**** Source material ****
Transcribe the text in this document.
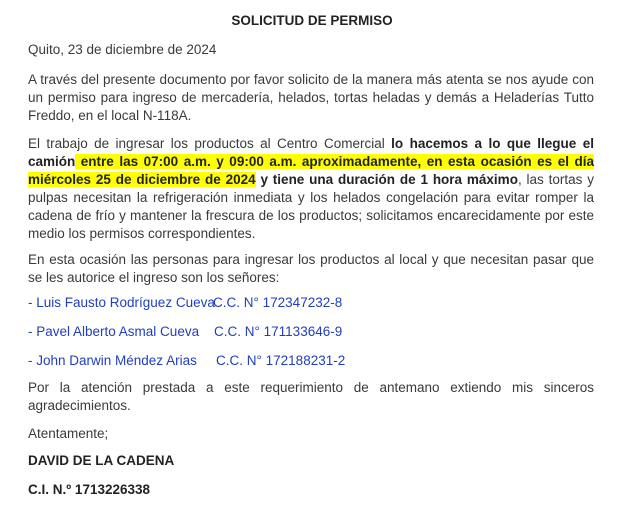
SOLICITUD DE PERMISO
Quito, 23 de diciembre de 2024
A través del presente documento por favor solicito de la manera más atenta se nos ayude con un permiso para ingreso de mercadería, helados, tortas heladas y demás a Heladerías Tutto Freddo, en el local N-118A.
El trabajo de ingresar los productos al Centro Comercial lo hacemos a lo que llegue el camión entre las 07:00 a.m. y 09:00 a.m. aproximadamente, en esta ocasión es el día miércoles 25 de diciembre de 2024 y tiene una duración de 1 hora máximo, las tortas y pulpas necesitan la refrigeración inmediata y los helados congelación para evitar romper la cadena de frío y mantener la frescura de los productos; solicitamos encarecidamente por este medio los permisos correspondientes.
En esta ocasión las personas para ingresar los productos al local y que necesitan pasar que se les autorice el ingreso son los señores:
- Luis Fausto Rodríguez Cueva
C.C. N° 172347232-8
- Pavel Alberto Asmal Cueva C.C. N° 171133646-9
- John Darwin Méndez Arias C.C. N° 172188231-2
Por la atención prestada a este requerimiento de antemano extiendo mis sinceros agradecimientos.
Atentamente;
DAVID DE LA CADENA
C.I. N.º 1713226338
****
Stated goal - Give every record again exactly, apart from the pictures, which stay out.

Problem solution -
Transcribe the text in this document.
SOLICITUD DE PERMISO
Quito, 23 de diciembre de 2024
A través del presente documento por favor solicito de la manera más atenta se nos ayude con un permiso para ingreso de mercadería, helados, tortas heladas y demás a Heladerías Tutto Freddo, en el local N-118A.
El trabajo de ingresar los productos al Centro Comercial lo hacemos a lo que llegue el camión entre las 07:00 a.m. y 09:00 a.m. aproximadamente, en esta ocasión es el día miércoles 25 de diciembre de 2024 y tiene una duración de 1 hora máximo, las tortas y pulpas necesitan la refrigeración inmediata y los helados congelación para evitar romper la cadena de frío y mantener la frescura de los productos; solicitamos encarecidamente por este medio los permisos correspondientes.
En esta ocasión las personas para ingresar los productos al local y que necesitan pasar que se les autorice el ingreso son los señores:
- Luis Fausto Rodríguez Cueva
C.C. N° 172347232-8
- Pavel Alberto Asmal Cueva C.C. N° 171133646-9
- John Darwin Méndez Arias C.C. N° 172188231-2
Por la atención prestada a este requerimiento de antemano extiendo mis sinceros agradecimientos.
Atentamente;
DAVID DE LA CADENA
C.I. N.º 1713226338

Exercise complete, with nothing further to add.